* **Saved entries**
• • • • •

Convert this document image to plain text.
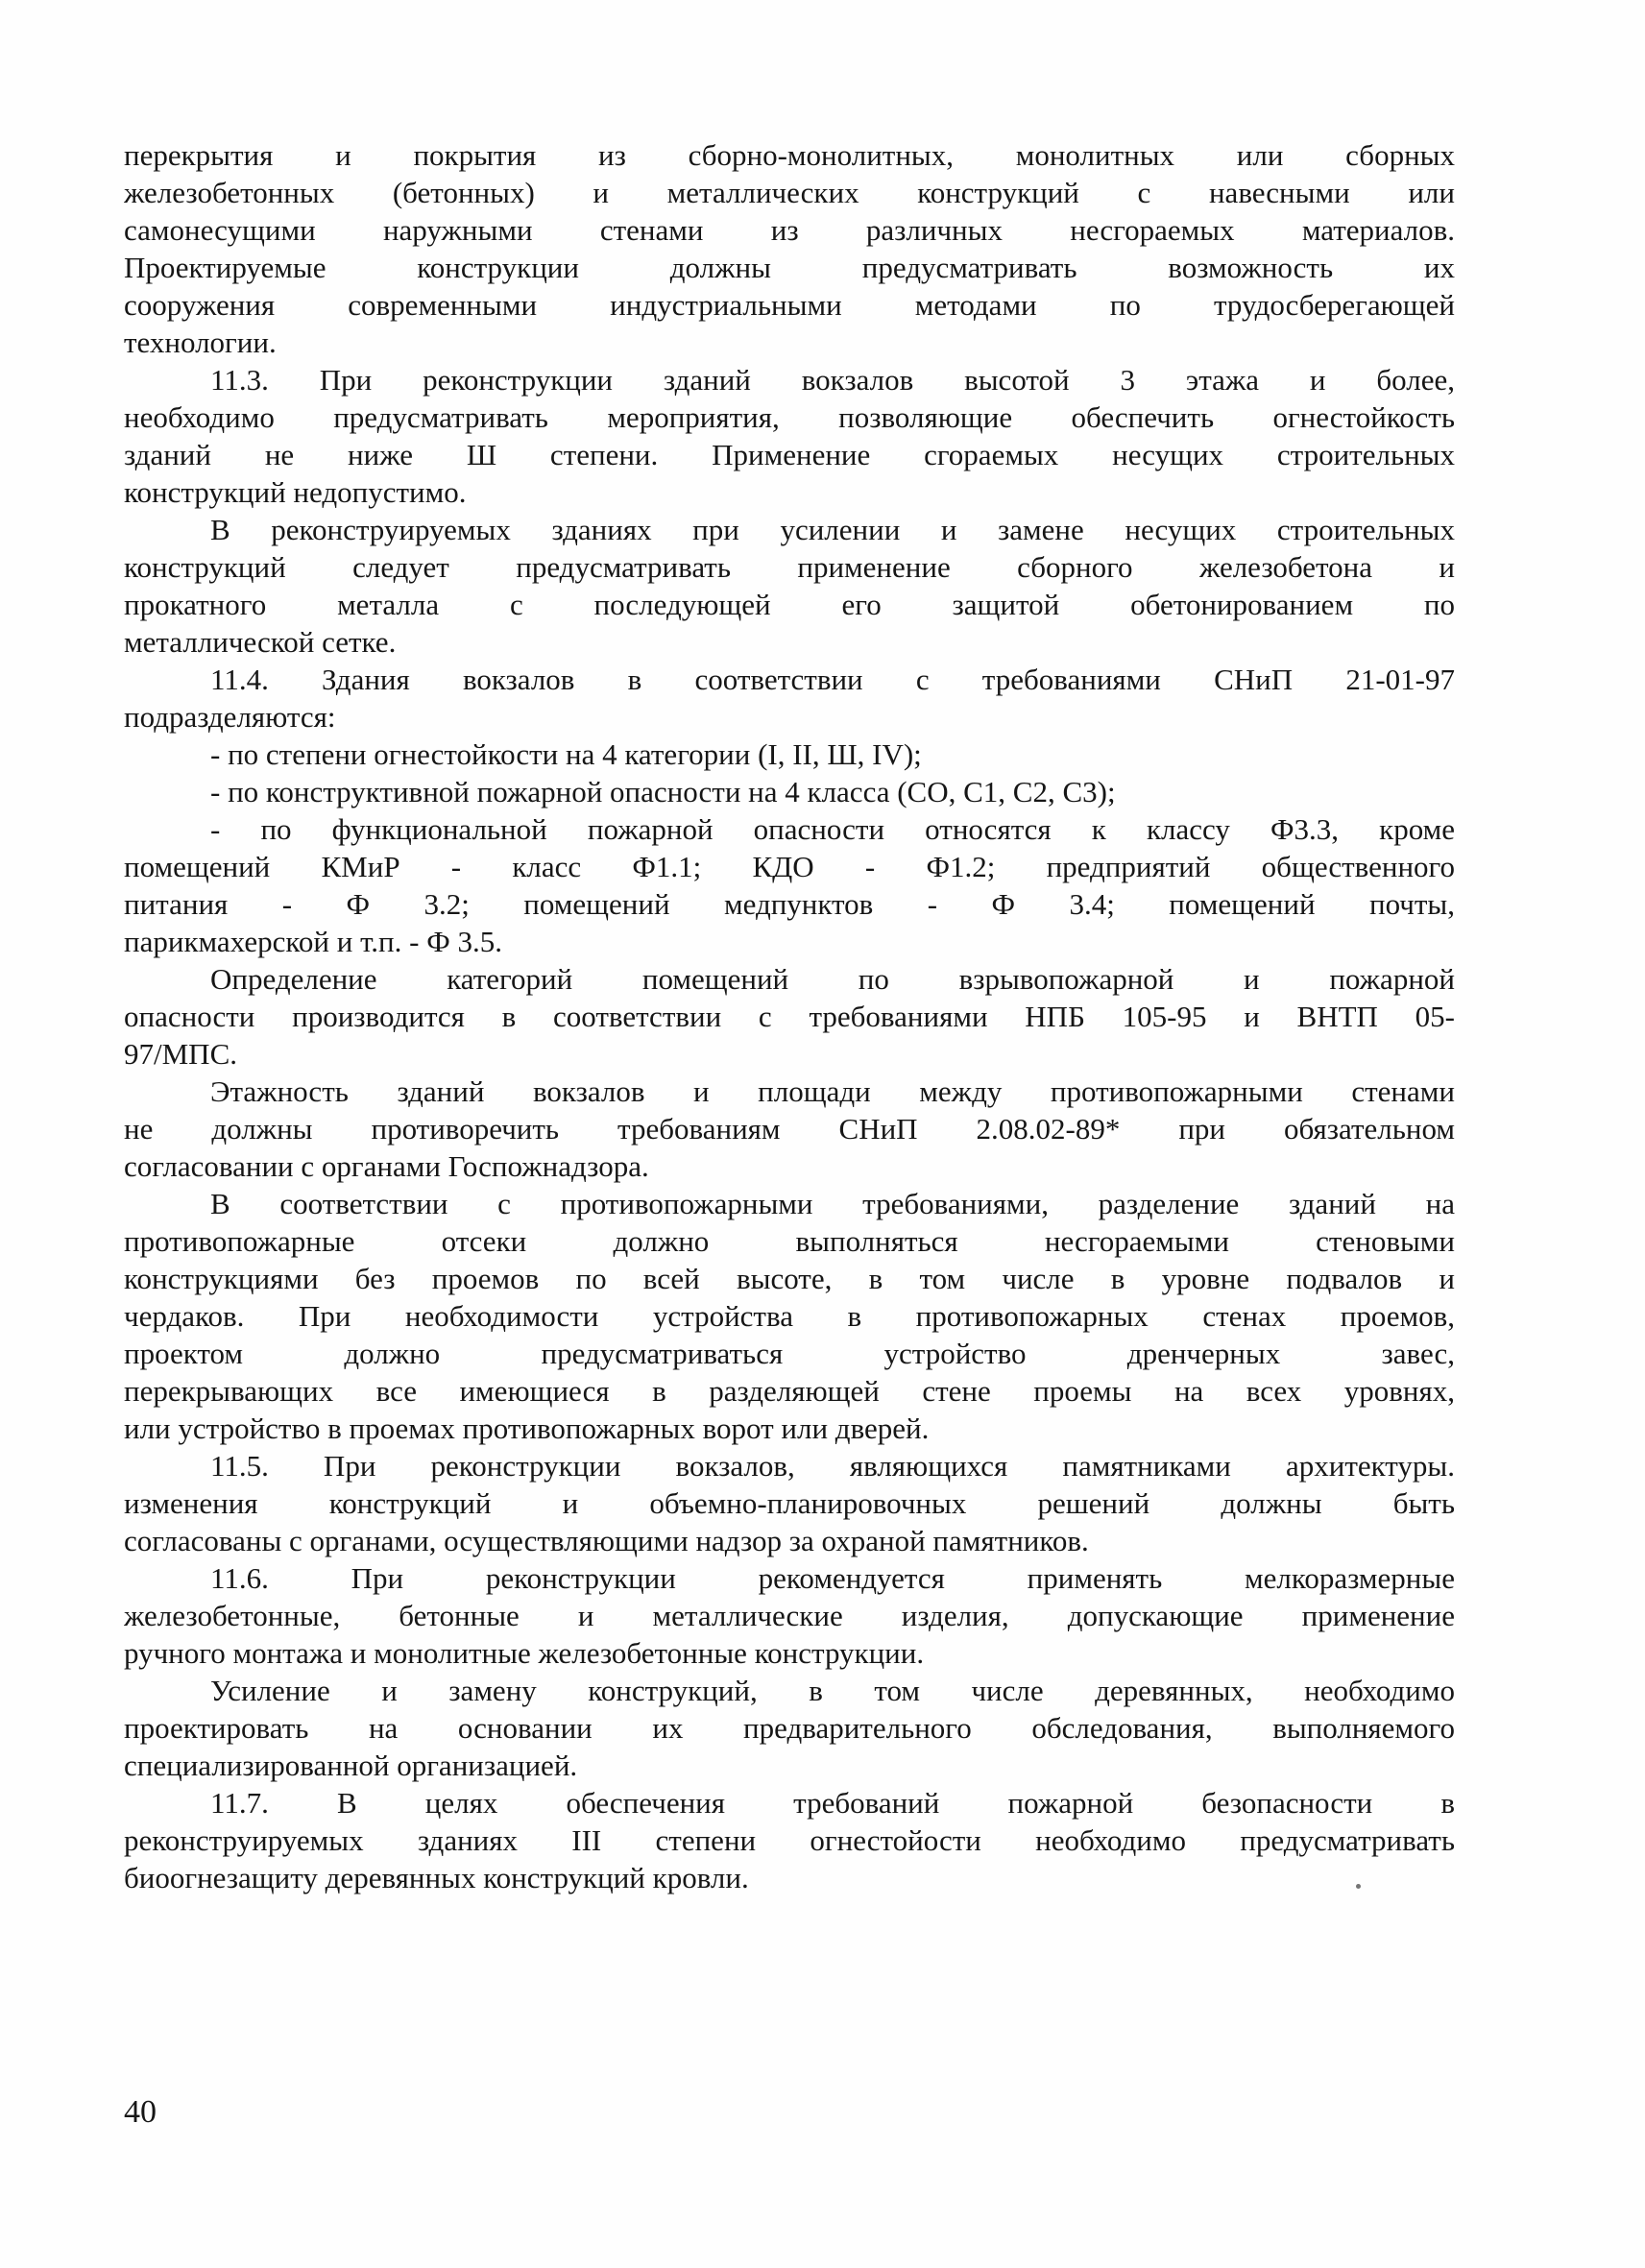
перекрытия и покрытия из сборно-монолитных, монолитных или сборных
железобетонных (бетонных) и металлических конструкций с навесными или
самонесущими наружными стенами из различных несгораемых материалов.
Проектируемые конструкции должны предусматривать возможность их
сооружения современными индустриальными методами по трудосберегающей
технологии.
11.3. При реконструкции зданий вокзалов высотой 3 этажа и более,
необходимо предусматривать мероприятия, позволяющие обеспечить огнестойкость
зданий не ниже Ш степени. Применение сгораемых несущих строительных
конструкций недопустимо.
В реконструируемых зданиях при усилении и замене несущих строительных
конструкций следует предусматривать применение сборного железобетона и
прокатного металла с последующей его защитой обетонированием по
металлической сетке.
11.4. Здания вокзалов в соответствии с требованиями СНиП 21-01-97
подразделяются:
- по степени огнестойкости на 4 категории (I, II, Ш, IV);
- по конструктивной пожарной опасности на 4 класса (СО, С1, С2, С3);
- по функциональной пожарной опасности относятся к классу Ф3.3, кроме
помещений КМиР - класс Ф1.1; КДО - Ф1.2; предприятий общественного
питания - Ф 3.2; помещений медпунктов - Ф 3.4; помещений почты,
парикмахерской и т.п. - Ф 3.5.
Определение категорий помещений по взрывопожарной и пожарной
опасности производится в соответствии с требованиями НПБ 105-95 и ВНТП 05-
97/МПС.
Этажность зданий вокзалов и площади между противопожарными стенами
не должны противоречить требованиям СНиП 2.08.02-89* при обязательном
согласовании с органами Госпожнадзора.
В соответствии с противопожарными требованиями, разделение зданий на
противопожарные отсеки должно выполняться несгораемыми стеновыми
конструкциями без проемов по всей высоте, в том числе в уровне подвалов и
чердаков. При необходимости устройства в противопожарных стенах проемов,
проектом должно предусматриваться устройство дренчерных завес,
перекрывающих все имеющиеся в разделяющей стене проемы на всех уровнях,
или устройство в проемах противопожарных ворот или дверей.
11.5. При реконструкции вокзалов, являющихся памятниками архитектуры.
изменения конструкций и объемно-планировочных решений должны быть
согласованы с органами, осуществляющими надзор за охраной памятников.
11.6. При реконструкции рекомендуется применять мелкоразмерные
железобетонные, бетонные и металлические изделия, допускающие применение
ручного монтажа и монолитные железобетонные конструкции.
Усиление и замену конструкций, в том числе деревянных, необходимо
проектировать на основании их предварительного обследования, выполняемого
специализированной организацией.
11.7. В целях обеспечения требований пожарной безопасности в
реконструируемых зданиях III степени огнестойости необходимо предусматривать
биоогнезащиту деревянных конструкций кровли.
40
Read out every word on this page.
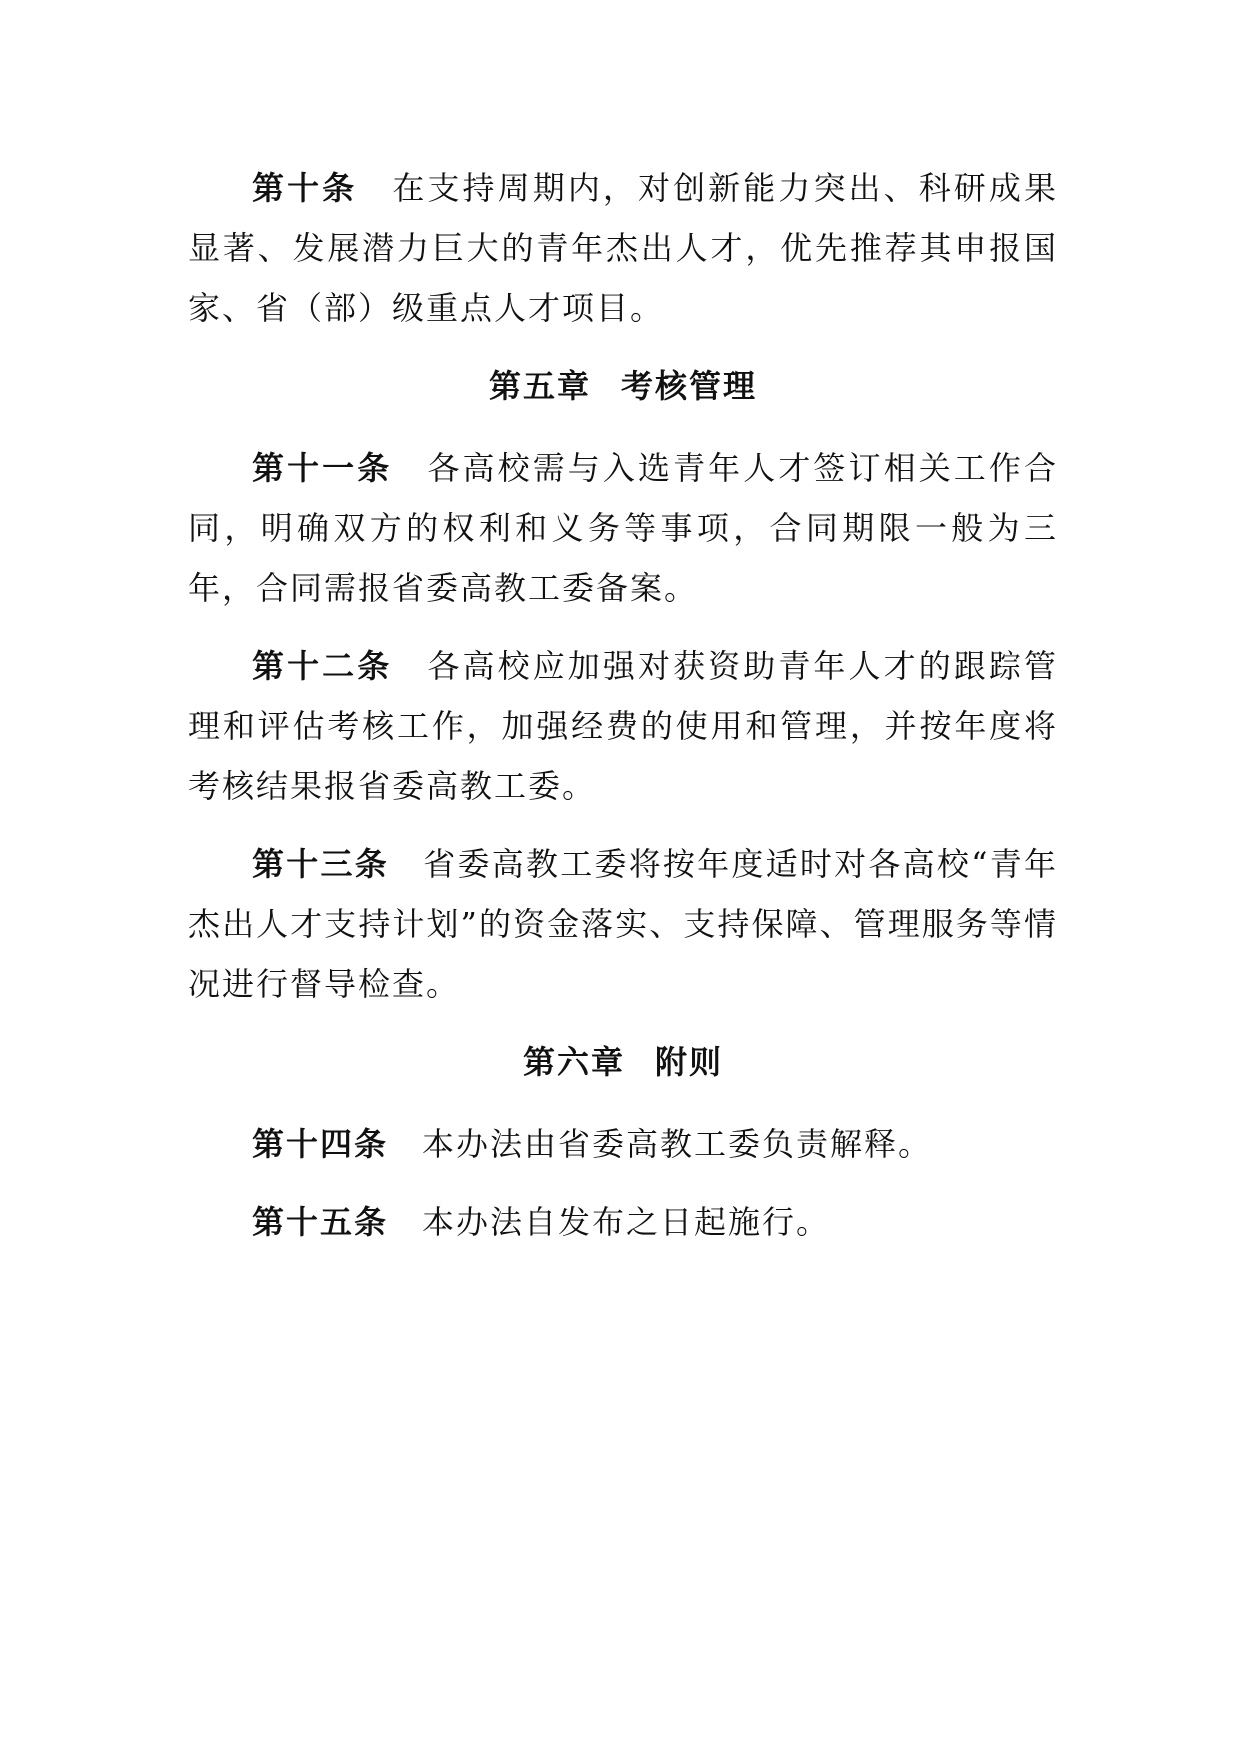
第十条 在支持周期内，对创新能力突出、科研成果显著、发展潜力巨大的青年杰出人才，优先推荐其申报国家、省（部）级重点人才项目。

第五章 考核管理

第十一条 各高校需与入选青年人才签订相关工作合同，明确双方的权利和义务等事项，合同期限一般为三年，合同需报省委高教工委备案。

第十二条 各高校应加强对获资助青年人才的跟踪管理和评估考核工作，加强经费的使用和管理，并按年度将考核结果报省委高教工委。

第十三条 省委高教工委将按年度适时对各高校“青年杰出人才支持计划”的资金落实、支持保障、管理服务等情况进行督导检查。

第六章 附则

第十四条 本办法由省委高教工委负责解释。

第十五条 本办法自发布之日起施行。
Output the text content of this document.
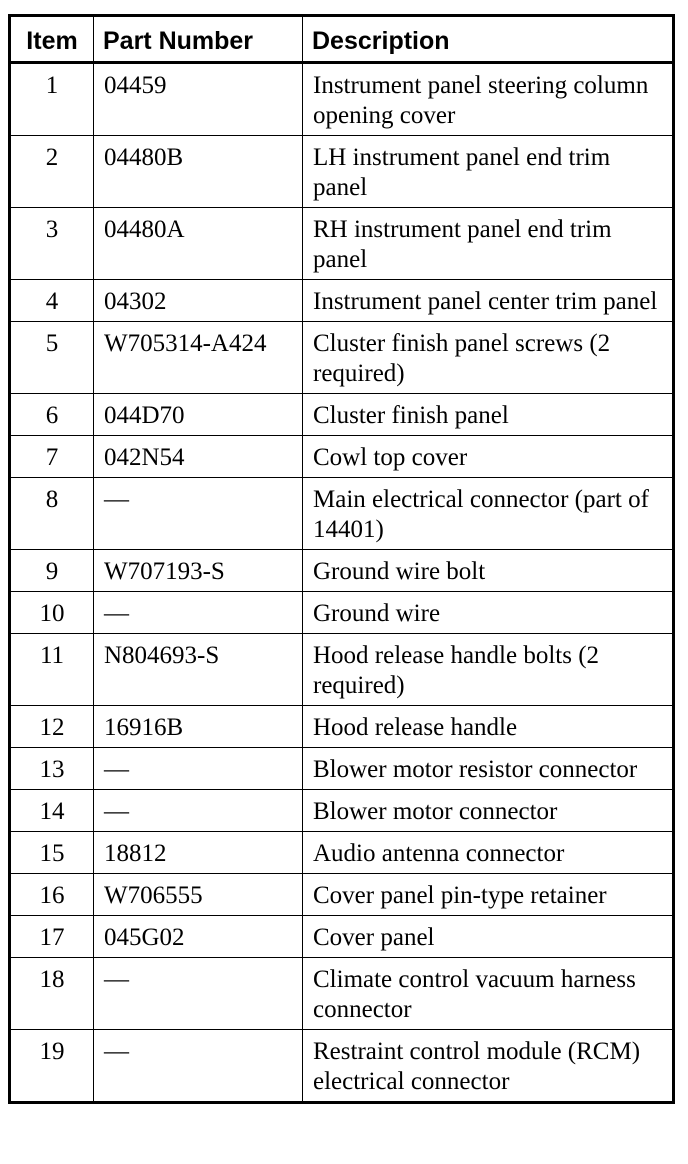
Item	Part Number	Description
1	04459	Instrument panel steering column opening cover
2	04480B	LH instrument panel end trim panel
3	04480A	RH instrument panel end trim panel
4	04302	Instrument panel center trim panel
5	W705314-A424	Cluster finish panel screws (2 required)
6	044D70	Cluster finish panel
7	042N54	Cowl top cover
8	—	Main electrical connector (part of 14401)
9	W707193-S	Ground wire bolt
10	—	Ground wire
11	N804693-S	Hood release handle bolts (2 required)
12	16916B	Hood release handle
13	—	Blower motor resistor connector
14	—	Blower motor connector
15	18812	Audio antenna connector
16	W706555	Cover panel pin-type retainer
17	045G02	Cover panel
18	—	Climate control vacuum harness connector
19	—	Restraint control module (RCM) electrical connector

• • • • •

* **WORK REQUIRED**
Go back to the records above and write them out exactly, without the pictures.

* **EXERCISE RESULT**
Convert this document image to plain text.
перекрытия и покрытия из сборно-монолитных, монолитных или сборных
железобетонных (бетонных) и металлических конструкций с навесными или
самонесущими наружными стенами из различных несгораемых материалов.
Проектируемые конструкции должны предусматривать возможность их
сооружения современными индустриальными методами по трудосберегающей
технологии.
11.3. При реконструкции зданий вокзалов высотой 3 этажа и более,
необходимо предусматривать мероприятия, позволяющие обеспечить огнестойкость
зданий не ниже Ш степени. Применение сгораемых несущих строительных
конструкций недопустимо.
В реконструируемых зданиях при усилении и замене несущих строительных
конструкций следует предусматривать применение сборного железобетона и
прокатного металла с последующей его защитой обетонированием по
металлической сетке.
11.4. Здания вокзалов в соответствии с требованиями СНиП 21-01-97
подразделяются:
- по степени огнестойкости на 4 категории (I, II, Ш, IV);
- по конструктивной пожарной опасности на 4 класса (СО, С1, С2, С3);
- по функциональной пожарной опасности относятся к классу Ф3.3, кроме
помещений КМиР - класс Ф1.1; КДО - Ф1.2; предприятий общественного
питания - Ф 3.2; помещений медпунктов - Ф 3.4; помещений почты,
парикмахерской и т.п. - Ф 3.5.
Определение категорий помещений по взрывопожарной и пожарной
опасности производится в соответствии с требованиями НПБ 105-95 и ВНТП 05-
97/МПС.
Этажность зданий вокзалов и площади между противопожарными стенами
не должны противоречить требованиям СНиП 2.08.02-89* при обязательном
согласовании с органами Госпожнадзора.
В соответствии с противопожарными требованиями, разделение зданий на
противопожарные отсеки должно выполняться несгораемыми стеновыми
конструкциями без проемов по всей высоте, в том числе в уровне подвалов и
чердаков. При необходимости устройства в противопожарных стенах проемов,
проектом должно предусматриваться устройство дренчерных завес,
перекрывающих все имеющиеся в разделяющей стене проемы на всех уровнях,
или устройство в проемах противопожарных ворот или дверей.
11.5. При реконструкции вокзалов, являющихся памятниками архитектуры.
изменения конструкций и объемно-планировочных решений должны быть
согласованы с органами, осуществляющими надзор за охраной памятников.
11.6. При реконструкции рекомендуется применять мелкоразмерные
железобетонные, бетонные и металлические изделия, допускающие применение
ручного монтажа и монолитные железобетонные конструкции.
Усиление и замену конструкций, в том числе деревянных, необходимо
проектировать на основании их предварительного обследования, выполняемого
специализированной организацией.
11.7. В целях обеспечения требований пожарной безопасности в
реконструируемых зданиях III степени огнестойости необходимо предусматривать
биоогнезащиту деревянных конструкций кровли.
40
Read out every word on this page.
第十条 在支持周期内，对创新能力突出、科研成果显著、发展潜力巨大的青年杰出人才，优先推荐其申报国家、省（部）级重点人才项目。

第五章 考核管理

第十一条 各高校需与入选青年人才签订相关工作合同，明确双方的权利和义务等事项，合同期限一般为三年，合同需报省委高教工委备案。

第十二条 各高校应加强对获资助青年人才的跟踪管理和评估考核工作，加强经费的使用和管理，并按年度将考核结果报省委高教工委。

第十三条 省委高教工委将按年度适时对各高校“青年杰出人才支持计划”的资金落实、支持保障、管理服务等情况进行督导检查。

第六章 附则

第十四条 本办法由省委高教工委负责解释。

第十五条 本办法自发布之日起施行。
Output the text content of this document.
Item	Part Number	Description
1	04459	Instrument panel steering column opening cover
2	04480B	LH instrument panel end trim panel
3	04480A	RH instrument panel end trim panel
4	04302	Instrument panel center trim panel
5	W705314-A424	Cluster finish panel screws (2 required)
6	044D70	Cluster finish panel
7	042N54	Cowl top cover
8	—	Main electrical connector (part of 14401)
9	W707193-S	Ground wire bolt
10	—	Ground wire
11	N804693-S	Hood release handle bolts (2 required)
12	16916B	Hood release handle
13	—	Blower motor resistor connector
14	—	Blower motor connector
15	18812	Audio antenna connector
16	W706555	Cover panel pin-type retainer
17	045G02	Cover panel
18	—	Climate control vacuum harness connector
19	—	Restraint control module (RCM) electrical connector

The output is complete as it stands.